___ Excerpted records ___

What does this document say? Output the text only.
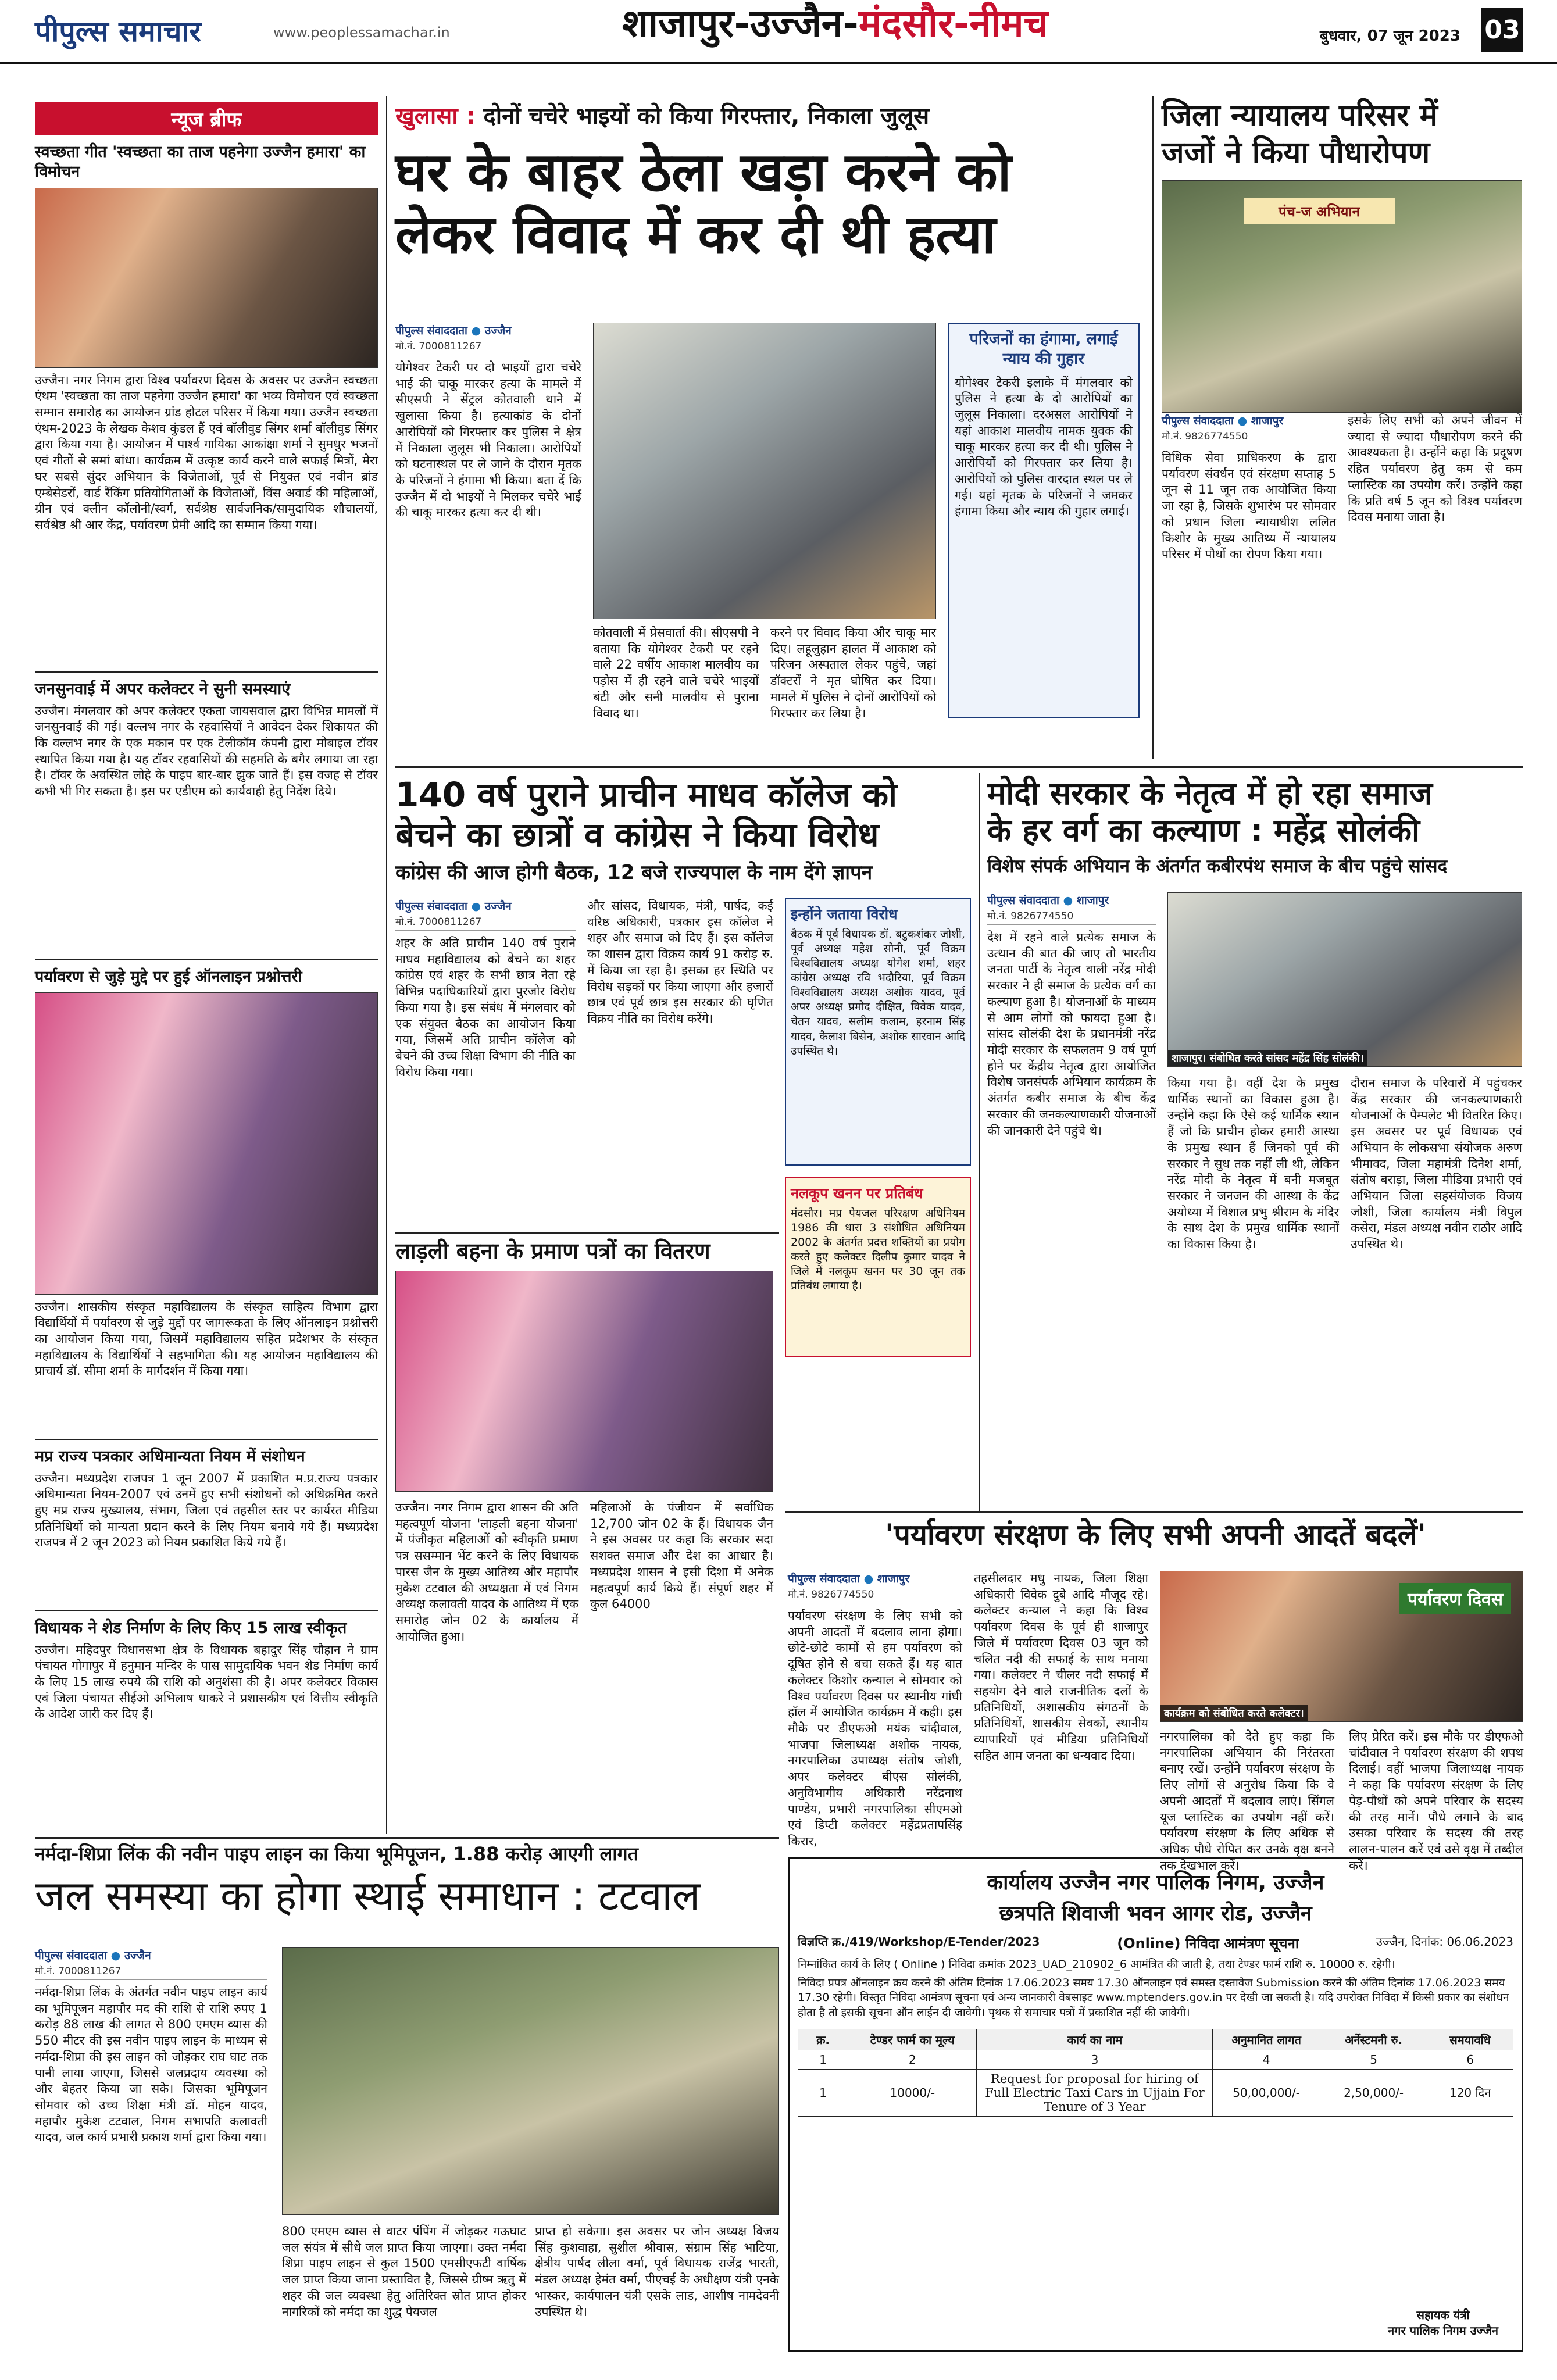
पीपुल्स समाचार	www.peoplessamachar.in	शाजापुर-उज्जैन-मंदसौर-नीमच	बुधवार, 07 जून 2023 03
न्यूज ब्रीफ
स्वच्छता गीत 'स्वच्छता का ताज पहनेगा उज्जैन हमारा' का विमोचन

उज्जैन। नगर निगम द्वारा विश्व पर्यावरण दिवस के अवसर पर उज्जैन स्वच्छता एंथम 'स्वच्छता का ताज पहनेगा उज्जैन हमारा' का भव्य विमोचन एवं स्वच्छता सम्मान समारोह का आयोजन ग्रांड होटल परिसर में किया गया। उज्जैन स्वच्छता एंथम-2023 के लेखक केशव कुंडल हैं एवं बॉलीवुड सिंगर शर्मा बॉलीवुड सिंगर द्वारा किया गया है। आयोजन में पार्श्व गायिका आकांक्षा शर्मा ने सुमधुर भजनों एवं गीतों से समां बांधा। कार्यक्रम में उत्कृष्ट कार्य करने वाले सफाई मित्रों, मेरा घर सबसे सुंदर अभियान के विजेताओं, पूर्व से नियुक्त एवं नवीन ब्रांड एम्बेसेडरों, वार्ड रैंकिंग प्रतियोगिताओं के विजेताओं, विंस अवार्ड की महिलाओं, ग्रीन एवं क्लीन कॉलोनी/स्वर्ग, सर्वश्रेष्ठ सार्वजनिक/सामुदायिक शौचालयों, सर्वश्रेष्ठ श्री आर केंद्र, पर्यावरण प्रेमी आदि का सम्मान किया गया।

जनसुनवाई में अपर कलेक्टर ने सुनी समस्याएं

उज्जैन। मंगलवार को अपर कलेक्टर एकता जायसवाल द्वारा विभिन्न मामलों में जनसुनवाई की गई। वल्लभ नगर के रहवासियों ने आवेदन देकर शिकायत की कि वल्लभ नगर के एक मकान पर एक टेलीकॉम कंपनी द्वारा मोबाइल टॉवर स्थापित किया गया है। यह टॉवर रहवासियों की सहमति के बगैर लगाया जा रहा है। टॉवर के अवस्थित लोहे के पाइप बार-बार झुक जाते हैं। इस वजह से टॉवर कभी भी गिर सकता है। इस पर एडीएम को कार्यवाही हेतु निर्देश दिये।

पर्यावरण से जुड़े मुद्दे पर हुई ऑनलाइन प्रश्नोत्तरी

उज्जैन। शासकीय संस्कृत महाविद्यालय के संस्कृत साहित्य विभाग द्वारा विद्यार्थियों में पर्यावरण से जुड़े मुद्दों पर जागरूकता के लिए ऑनलाइन प्रश्नोत्तरी का आयोजन किया गया, जिसमें महाविद्यालय सहित प्रदेशभर के संस्कृत महाविद्यालय के विद्यार्थियों ने सहभागिता की। यह आयोजन महाविद्यालय की प्राचार्य डॉ. सीमा शर्मा के मार्गदर्शन में किया गया।

मप्र राज्य पत्रकार अधिमान्यता नियम में संशोधन

उज्जैन। मध्यप्रदेश राजपत्र 1 जून 2007 में प्रकाशित म.प्र.राज्य पत्रकार अधिमान्यता नियम-2007 एवं उनमें हुए सभी संशोधनों को अधिक्रमित करते हुए मप्र राज्य मुख्यालय, संभाग, जिला एवं तहसील स्तर पर कार्यरत मीडिया प्रतिनिधियों को मान्यता प्रदान करने के लिए नियम बनाये गये हैं। मध्यप्रदेश राजपत्र में 2 जून 2023 को नियम प्रकाशित किये गये हैं।

विधायक ने शेड निर्माण के लिए किए 15 लाख स्वीकृत

उज्जैन। महिदपुर विधानसभा क्षेत्र के विधायक बहादुर सिंह चौहान ने ग्राम पंचायत गोगापुर में हनुमान मन्दिर के पास सामुदायिक भवन शेड निर्माण कार्य के लिए 15 लाख रुपये की राशि को अनुशंसा की है। अपर कलेक्टर विकास एवं जिला पंचायत सीईओ अभिलाष धाकरे ने प्रशासकीय एवं वित्तीय स्वीकृति के आदेश जारी कर दिए हैं।

खुलासा : दोनों चचेरे भाइयों को किया गिरफ्तार, निकाला जुलूस
घर के बाहर ठेला खड़ा करने को
लेकर विवाद में कर दी थी हत्या
पीपुल्स संवाददाता ● उज्जैन
मो.नं. 7000811267

योगेश्वर टेकरी पर दो भाइयों द्वारा चचेरे भाई की चाकू मारकर हत्या के मामले में सीएसपी ने सेंट्रल कोतवाली थाने में खुलासा किया है। हत्याकांड के दोनों आरोपियों को गिरफ्तार कर पुलिस ने क्षेत्र में निकाला जुलूस भी निकाला। आरोपियों को घटनास्थल पर ले जाने के दौरान मृतक के परिजनों ने हंगामा भी किया। बता दें कि उज्जैन में दो भाइयों ने मिलकर चचेरे भाई की चाकू मारकर हत्या कर दी थी।

कोतवाली में प्रेसवार्ता की। सीएसपी ने बताया कि योगेश्वर टेकरी पर रहने वाले 22 वर्षीय आकाश मालवीय का पड़ोस में ही रहने वाले चचेरे भाइयों बंटी और सनी मालवीय से पुराना विवाद था।

करने पर विवाद किया और चाकू मार दिए। लहूलुहान हालत में आकाश को परिजन अस्पताल लेकर पहुंचे, जहां डॉक्टरों ने मृत घोषित कर दिया। मामले में पुलिस ने दोनों आरोपियों को गिरफ्तार कर लिया है।

परिजनों का हंगामा, लगाई न्याय की गुहार

योगेश्वर टेकरी इलाके में मंगलवार को पुलिस ने हत्या के दो आरोपियों का जुलूस निकाला। दरअसल आरोपियों ने यहां आकाश मालवीय नामक युवक की चाकू मारकर हत्या कर दी थी। पुलिस ने आरोपियों को गिरफ्तार कर लिया है। आरोपियों को पुलिस वारदात स्थल पर ले गई। यहां मृतक के परिजनों ने जमकर हंगामा किया और न्याय की गुहार लगाई।

जिला न्यायालय परिसर में
जजों ने किया पौधारोपण
पंच-ज अभियान
पीपुल्स संवाददाता ● शाजापुर
मो.नं. 9826774550

विधिक सेवा प्राधिकरण के द्वारा पर्यावरण संवर्धन एवं संरक्षण सप्ताह 5 जून से 11 जून तक आयोजित किया जा रहा है, जिसके शुभारंभ पर सोमवार को प्रधान जिला न्यायाधीश ललित किशोर के मुख्य आतिथ्य में न्यायालय परिसर में पौधों का रोपण किया गया।

इसके लिए सभी को अपने जीवन में ज्यादा से ज्यादा पौधारोपण करने की आवश्यकता है। उन्होंने कहा कि प्रदूषण रहित पर्यावरण हेतु कम से कम प्लास्टिक का उपयोग करें। उन्होंने कहा कि प्रति वर्ष 5 जून को विश्व पर्यावरण दिवस मनाया जाता है।

140 वर्ष पुराने प्राचीन माधव कॉलेज को
बेचने का छात्रों व कांग्रेस ने किया विरोध
कांग्रेस की आज होगी बैठक, 12 बजे राज्यपाल के नाम देंगे ज्ञापन
पीपुल्स संवाददाता ● उज्जैन
मो.नं. 7000811267

शहर के अति प्राचीन 140 वर्ष पुराने माधव महाविद्यालय को बेचने का शहर कांग्रेस एवं शहर के सभी छात्र नेता रहे विभिन्न पदाधिकारियों द्वारा पुरजोर विरोध किया गया है। इस संबंध में मंगलवार को एक संयुक्त बैठक का आयोजन किया गया, जिसमें अति प्राचीन कॉलेज को बेचने की उच्च शिक्षा विभाग की नीति का विरोध किया गया।

और सांसद, विधायक, मंत्री, पार्षद, कई वरिष्ठ अधिकारी, पत्रकार इस कॉलेज ने शहर और समाज को दिए हैं। इस कॉलेज का शासन द्वारा विक्रय कार्य 91 करोड़ रु. में किया जा रहा है। इसका हर स्थिति पर विरोध सड़कों पर किया जाएगा और हजारों छात्र एवं पूर्व छात्र इस सरकार की घृणित विक्रय नीति का विरोध करेंगे।

इन्होंने जताया विरोध

बैठक में पूर्व विधायक डॉ. बटुकशंकर जोशी, पूर्व अध्यक्ष महेश सोनी, पूर्व विक्रम विश्वविद्यालय अध्यक्ष योगेश शर्मा, शहर कांग्रेस अध्यक्ष रवि भदौरिया, पूर्व विक्रम विश्वविद्यालय अध्यक्ष अशोक यादव, पूर्व अपर अध्यक्ष प्रमोद दीक्षित, विवेक यादव, चेतन यादव, सलीम कलाम, हरनाम सिंह यादव, कैलाश बिसेन, अशोक सारवान आदि उपस्थित थे।

नलकूप खनन पर प्रतिबंध

मंदसौर। मप्र पेयजल परिरक्षण अधिनियम 1986 की धारा 3 संशोधित अधिनियम 2002 के अंतर्गत प्रदत्त शक्तियों का प्रयोग करते हुए कलेक्टर दिलीप कुमार यादव ने जिले में नलकूप खनन पर 30 जून तक प्रतिबंध लगाया है।

लाड़ली बहना के प्रमाण पत्रों का वितरण

उज्जैन। नगर निगम द्वारा शासन की अति महत्वपूर्ण योजना 'लाड़ली बहना योजना' में पंजीकृत महिलाओं को स्वीकृति प्रमाण पत्र ससम्मान भेंट करने के लिए विधायक पारस जैन के मुख्य आतिथ्य और महापौर मुकेश टटवाल की अध्यक्षता में एवं निगम अध्यक्ष कलावती यादव के आतिथ्य में एक समारोह जोन 02 के कार्यालय में आयोजित हुआ।

महिलाओं के पंजीयन में सर्वाधिक 12,700 जोन 02 के हैं। विधायक जैन ने इस अवसर पर कहा कि सरकार सदा सशक्त समाज और देश का आधार है। मध्यप्रदेश शासन ने इसी दिशा में अनेक महत्वपूर्ण कार्य किये हैं। संपूर्ण शहर में कुल 64000

मोदी सरकार के नेतृत्व में हो रहा समाज
के हर वर्ग का कल्याण : महेंद्र सोलंकी
विशेष संपर्क अभियान के अंतर्गत कबीरपंथ समाज के बीच पहुंचे सांसद
पीपुल्स संवाददाता ● शाजापुर
मो.नं. 9826774550

देश में रहने वाले प्रत्येक समाज के उत्थान की बात की जाए तो भारतीय जनता पार्टी के नेतृत्व वाली नरेंद्र मोदी सरकार ने ही समाज के प्रत्येक वर्ग का कल्याण हुआ है। योजनाओं के माध्यम से आम लोगों को फायदा हुआ है। सांसद सोलंकी देश के प्रधानमंत्री नरेंद्र मोदी सरकार के सफलतम 9 वर्ष पूर्ण होने पर केंद्रीय नेतृत्व द्वारा आयोजित विशेष जनसंपर्क अभियान कार्यक्रम के अंतर्गत कबीर समाज के बीच केंद्र सरकार की जनकल्याणकारी योजनाओं की जानकारी देने पहुंचे थे।

शाजापुर। संबोधित करते सांसद महेंद्र सिंह सोलंकी।

किया गया है। वहीं देश के प्रमुख धार्मिक स्थानों का विकास हुआ है। उन्होंने कहा कि ऐसे कई धार्मिक स्थान हैं जो कि प्राचीन होकर हमारी आस्था के प्रमुख स्थान हैं जिनको पूर्व की सरकार ने सुध तक नहीं ली थी, लेकिन नरेंद्र मोदी के नेतृत्व में बनी मजबूत सरकार ने जनजन की आस्था के केंद्र अयोध्या में विशाल प्रभु श्रीराम के मंदिर के साथ देश के प्रमुख धार्मिक स्थानों का विकास किया है।

दौरान समाज के परिवारों में पहुंचकर केंद्र सरकार की जनकल्याणकारी योजनाओं के पैम्पलेट भी वितरित किए। इस अवसर पर पूर्व विधायक एवं अभियान के लोकसभा संयोजक अरुण भीमावद, जिला महामंत्री दिनेश शर्मा, संतोष बराड़ा, जिला मीडिया प्रभारी एवं अभियान जिला सहसंयोजक विजय जोशी, जिला कार्यालय मंत्री विपुल कसेरा, मंडल अध्यक्ष नवीन राठौर आदि उपस्थित थे।

'पर्यावरण संरक्षण के लिए सभी अपनी आदतें बदलें'
पीपुल्स संवाददाता ● शाजापुर
मो.नं. 9826774550

पर्यावरण संरक्षण के लिए सभी को अपनी आदतों में बदलाव लाना होगा। छोटे-छोटे कामों से हम पर्यावरण को दूषित होने से बचा सकते हैं। यह बात कलेक्टर किशोर कन्याल ने सोमवार को विश्व पर्यावरण दिवस पर स्थानीय गांधी हॉल में आयोजित कार्यक्रम में कही। इस मौके पर डीएफओ मयंक चांदीवाल, भाजपा जिलाध्यक्ष अशोक नायक, नगरपालिका उपाध्यक्ष संतोष जोशी, अपर कलेक्टर बीएस सोलंकी, अनुविभागीय अधिकारी नरेंद्रनाथ पाण्डेय, प्रभारी नगरपालिका सीएमओ एवं डिप्टी कलेक्टर महेंद्रप्रतापसिंह किरार,

तहसीलदार मधु नायक, जिला शिक्षा अधिकारी विवेक दुबे आदि मौजूद रहे। कलेक्टर कन्याल ने कहा कि विश्व पर्यावरण दिवस के पूर्व ही शाजापुर जिले में पर्यावरण दिवस 03 जून को चलित नदी की सफाई के साथ मनाया गया। कलेक्टर ने चीलर नदी सफाई में सहयोग देने वाले राजनीतिक दलों के प्रतिनिधियों, अशासकीय संगठनों के प्रतिनिधियों, शासकीय सेवकों, स्थानीय व्यापारियों एवं मीडिया प्रतिनिधियों सहित आम जनता का धन्यवाद दिया।

पर्यावरण दिवस
कार्यक्रम को संबोधित करते कलेक्टर।

नगरपालिका को देते हुए कहा कि नगरपालिका अभियान की निरंतरता बनाए रखें। उन्होंने पर्यावरण संरक्षण के लिए लोगों से अनुरोध किया कि वे अपनी आदतों में बदलाव लाएं। सिंगल यूज प्लास्टिक का उपयोग नहीं करें। पर्यावरण संरक्षण के लिए अधिक से अधिक पौधे रोपित कर उनके वृक्ष बनने तक देखभाल करें।

लिए प्रेरित करें। इस मौके पर डीएफओ चांदीवाल ने पर्यावरण संरक्षण की शपथ दिलाई। वहीं भाजपा जिलाध्यक्ष नायक ने कहा कि पर्यावरण संरक्षण के लिए पेड़-पौधों को अपने परिवार के सदस्य की तरह मानें। पौधे लगाने के बाद उसका परिवार के सदस्य की तरह लालन-पालन करें एवं उसे वृक्ष में तब्दील करें।

नर्मदा-शिप्रा लिंक की नवीन पाइप लाइन का किया भूमिपूजन, 1.88 करोड़ आएगी लागत
जल समस्या का होगा स्थाई समाधान : टटवाल
पीपुल्स संवाददाता ● उज्जैन
मो.नं. 7000811267

नर्मदा-शिप्रा लिंक के अंतर्गत नवीन पाइप लाइन कार्य का भूमिपूजन महापौर मद की राशि से राशि रुपए 1 करोड़ 88 लाख की लागत से 800 एमएम व्यास की 550 मीटर की इस नवीन पाइप लाइन के माध्यम से नर्मदा-शिप्रा की इस लाइन को जोड़कर राघ घाट तक पानी लाया जाएगा, जिससे जलप्रदाय व्यवस्था को और बेहतर किया जा सके। जिसका भूमिपूजन सोमवार को उच्च शिक्षा मंत्री डॉ. मोहन यादव, महापौर मुकेश टटवाल, निगम सभापति कलावती यादव, जल कार्य प्रभारी प्रकाश शर्मा द्वारा किया गया।

800 एमएम व्यास से वाटर पंपिंग में जोड़कर गऊघाट जल संयंत्र में सीधे जल प्राप्त किया जाएगा। उक्त नर्मदा शिप्रा पाइप लाइन से कुल 1500 एमसीएफटी वार्षिक जल प्राप्त किया जाना प्रस्तावित है, जिससे ग्रीष्म ऋतु में शहर की जल व्यवस्था हेतु अतिरिक्त स्रोत प्राप्त होकर नागरिकों को नर्मदा का शुद्ध पेयजल

प्राप्त हो सकेगा। इस अवसर पर जोन अध्यक्ष विजय सिंह कुशवाहा, सुशील श्रीवास, संग्राम सिंह भाटिया, क्षेत्रीय पार्षद लीला वर्मा, पूर्व विधायक राजेंद्र भारती, मंडल अध्यक्ष हेमंत वर्मा, पीएचई के अधीक्षण यंत्री एनके भास्कर, कार्यपालन यंत्री एसके लाड, आशीष नामदेवनी उपस्थित थे।

कार्यालय उज्जैन नगर पालिक निगम, उज्जैन
छत्रपति शिवाजी भवन आगर रोड, उज्जैन
विज्ञप्ति क्र./419/Workshop/E-Tender/2023	(Online) निविदा आमंत्रण सूचना	उज्जैन, दिनांक: 06.06.2023

निम्नांकित कार्य के लिए ( Online ) निविदा क्रमांक 2023_UAD_210902_6 आमंत्रित की जाती है, तथा टेण्डर फार्म राशि रु. 10000 रु. रहेगी।

निविदा प्रपत्र ऑनलाइन क्रय करने की अंतिम दिनांक 17.06.2023 समय 17.30 ऑनलाइन एवं समस्त दस्तावेज Submission करने की अंतिम दिनांक 17.06.2023 समय 17.30 रहेगी। विस्तृत निविदा आमंत्रण सूचना एवं अन्य जानकारी वेबसाइट www.mptenders.gov.in पर देखी जा सकती है। यदि उपरोक्त निविदा में किसी प्रकार का संशोधन होता है तो इसकी सूचना ऑन लाईन दी जावेगी। पृथक से समाचार पत्रों में प्रकाशित नहीं की जावेगी।

क्र.	टेण्डर फार्म का मूल्य	कार्य का नाम	अनुमानित लागत	अर्नेस्टमनी रु.	समयावधि
1	2	3	4	5	6
1	10000/-	Request for proposal for hiring of Full Electric Taxi Cars in Ujjain For Tenure of 3 Year	50,00,000/-	2,50,000/-	120 दिन
सहायक यंत्री
नगर पालिक निगम उज्जैन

___

• **Short exercise**
In the entries above, find each line with the word "नगरप" and copy it.

• **Final result**
पर्यावरण संरक्षण के लिए सभी को अपनी आदतों में बदलाव लाना होगा। छोटे-छोटे कामों से हम पर्यावरण को दूषित होने से बचा सकते हैं। यह बात कलेक्टर किशोर कन्याल ने सोमवार को विश्व पर्यावरण दिवस पर स्थानीय गांधी हॉल में आयोजित कार्यक्रम में कही। इस मौके पर डीएफओ मयंक चांदीवाल, भाजपा जिलाध्यक्ष अशोक नायक, नगरपालिका उपाध्यक्ष संतोष जोशी, अपर कलेक्टर बीएस सोलंकी, अनुविभागीय अधिकारी नरेंद्रनाथ पाण्डेय, प्रभारी नगरपालिका सीएमओ एवं डिप्टी कलेक्टर महेंद्रप्रतापसिंह किरार,
नगरपालिका को देते हुए कहा कि नगरपालिका अभियान की निरंतरता बनाए रखें। उन्होंने पर्यावरण संरक्षण के लिए लोगों से अनुरोध किया कि वे अपनी आदतों में बदलाव लाएं। सिंगल यूज प्लास्टिक का उपयोग नहीं करें। पर्यावरण संरक्षण के लिए अधिक से अधिक पौधे रोपित कर उनके वृक्ष बनने तक देखभाल करें।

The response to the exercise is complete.